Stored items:
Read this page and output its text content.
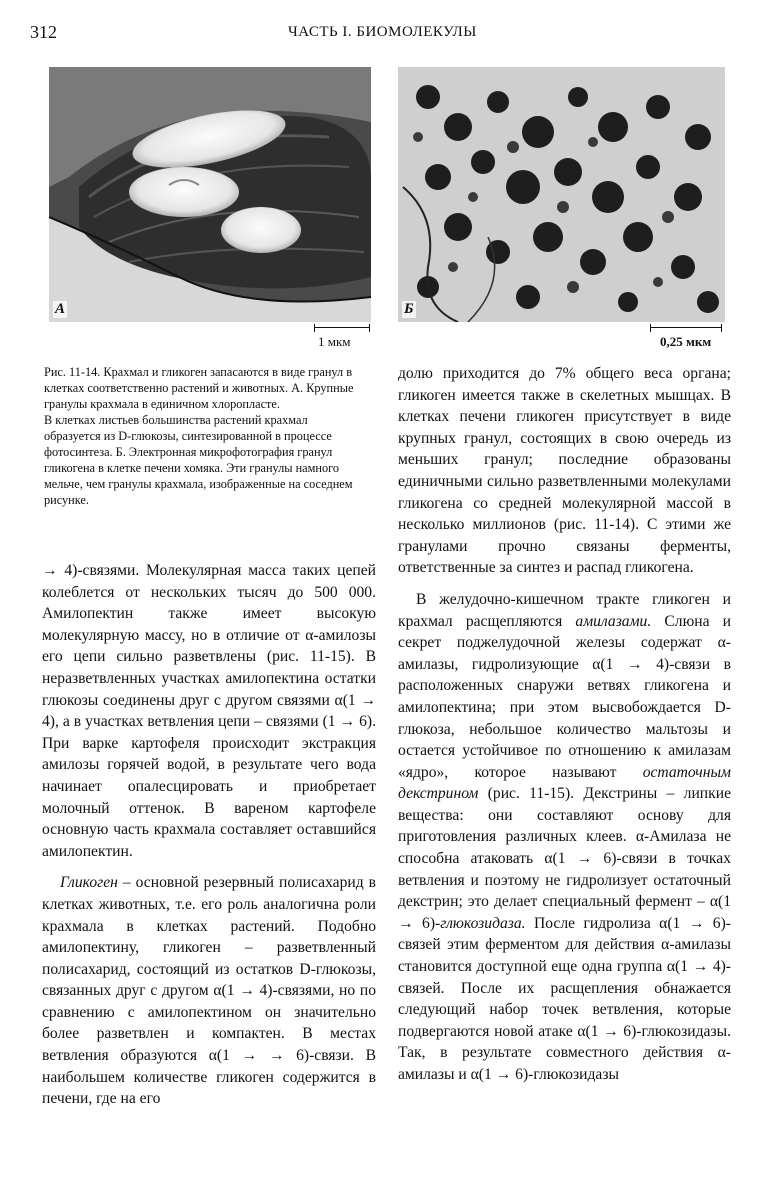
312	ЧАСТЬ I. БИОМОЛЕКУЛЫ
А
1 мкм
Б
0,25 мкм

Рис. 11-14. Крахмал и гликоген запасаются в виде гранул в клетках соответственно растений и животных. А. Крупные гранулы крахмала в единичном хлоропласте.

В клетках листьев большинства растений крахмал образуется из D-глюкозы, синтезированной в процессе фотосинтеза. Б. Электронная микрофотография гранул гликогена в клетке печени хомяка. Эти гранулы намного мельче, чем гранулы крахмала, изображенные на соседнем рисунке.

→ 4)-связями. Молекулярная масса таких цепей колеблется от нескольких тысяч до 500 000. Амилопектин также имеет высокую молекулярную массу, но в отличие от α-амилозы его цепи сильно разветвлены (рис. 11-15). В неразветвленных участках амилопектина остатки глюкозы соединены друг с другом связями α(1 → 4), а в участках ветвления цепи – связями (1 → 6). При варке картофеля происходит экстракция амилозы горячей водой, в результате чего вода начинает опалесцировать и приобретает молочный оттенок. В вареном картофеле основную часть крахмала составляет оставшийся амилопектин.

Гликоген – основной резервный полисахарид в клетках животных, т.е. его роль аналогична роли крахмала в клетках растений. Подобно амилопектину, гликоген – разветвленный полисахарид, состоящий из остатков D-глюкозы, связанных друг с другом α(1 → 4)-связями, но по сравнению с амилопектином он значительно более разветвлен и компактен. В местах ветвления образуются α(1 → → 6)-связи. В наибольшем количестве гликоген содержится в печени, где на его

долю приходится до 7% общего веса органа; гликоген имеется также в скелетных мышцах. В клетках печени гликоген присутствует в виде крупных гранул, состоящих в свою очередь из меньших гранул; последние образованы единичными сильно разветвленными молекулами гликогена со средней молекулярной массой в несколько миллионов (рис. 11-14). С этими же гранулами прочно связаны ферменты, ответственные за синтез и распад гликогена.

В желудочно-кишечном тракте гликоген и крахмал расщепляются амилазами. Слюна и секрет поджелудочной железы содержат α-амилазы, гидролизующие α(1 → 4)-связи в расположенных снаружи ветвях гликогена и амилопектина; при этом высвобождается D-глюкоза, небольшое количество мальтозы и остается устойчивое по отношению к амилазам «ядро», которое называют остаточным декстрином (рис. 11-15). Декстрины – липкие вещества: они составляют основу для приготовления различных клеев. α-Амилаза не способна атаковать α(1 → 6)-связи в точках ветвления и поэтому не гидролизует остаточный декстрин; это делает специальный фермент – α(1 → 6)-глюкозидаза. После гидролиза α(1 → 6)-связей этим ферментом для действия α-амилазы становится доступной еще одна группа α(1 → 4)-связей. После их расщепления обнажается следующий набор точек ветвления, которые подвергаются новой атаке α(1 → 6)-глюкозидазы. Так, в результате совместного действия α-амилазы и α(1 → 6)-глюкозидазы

**What the task asks**
Gather every line from the entries above where the word "сильно" appears, and copy them.

**Task response**
→ 4)-связями. Молекулярная масса таких цепей колеблется от нескольких тысяч до 500 000. Амилопектин также имеет высокую молекулярную массу, но в отличие от α-амилозы его цепи сильно разветвлены (рис. 11-15). В неразветвленных участках амилопектина остатки глюкозы соединены друг с другом связями α(1 → 4), а в участках ветвления цепи – связями (1 → 6). При варке картофеля происходит экстракция амилозы горячей водой, в результате чего вода начинает опалесцировать и приобретает молочный оттенок. В вареном картофеле основную часть крахмала составляет оставшийся амилопектин.
долю приходится до 7% общего веса органа; гликоген имеется также в скелетных мышцах. В клетках печени гликоген присутствует в виде крупных гранул, состоящих в свою очередь из меньших гранул; последние образованы единичными сильно разветвленными молекулами гликогена со средней молекулярной массой в несколько миллионов (рис. 11-14). С этими же гранулами прочно связаны ферменты, ответственные за синтез и распад гликогена.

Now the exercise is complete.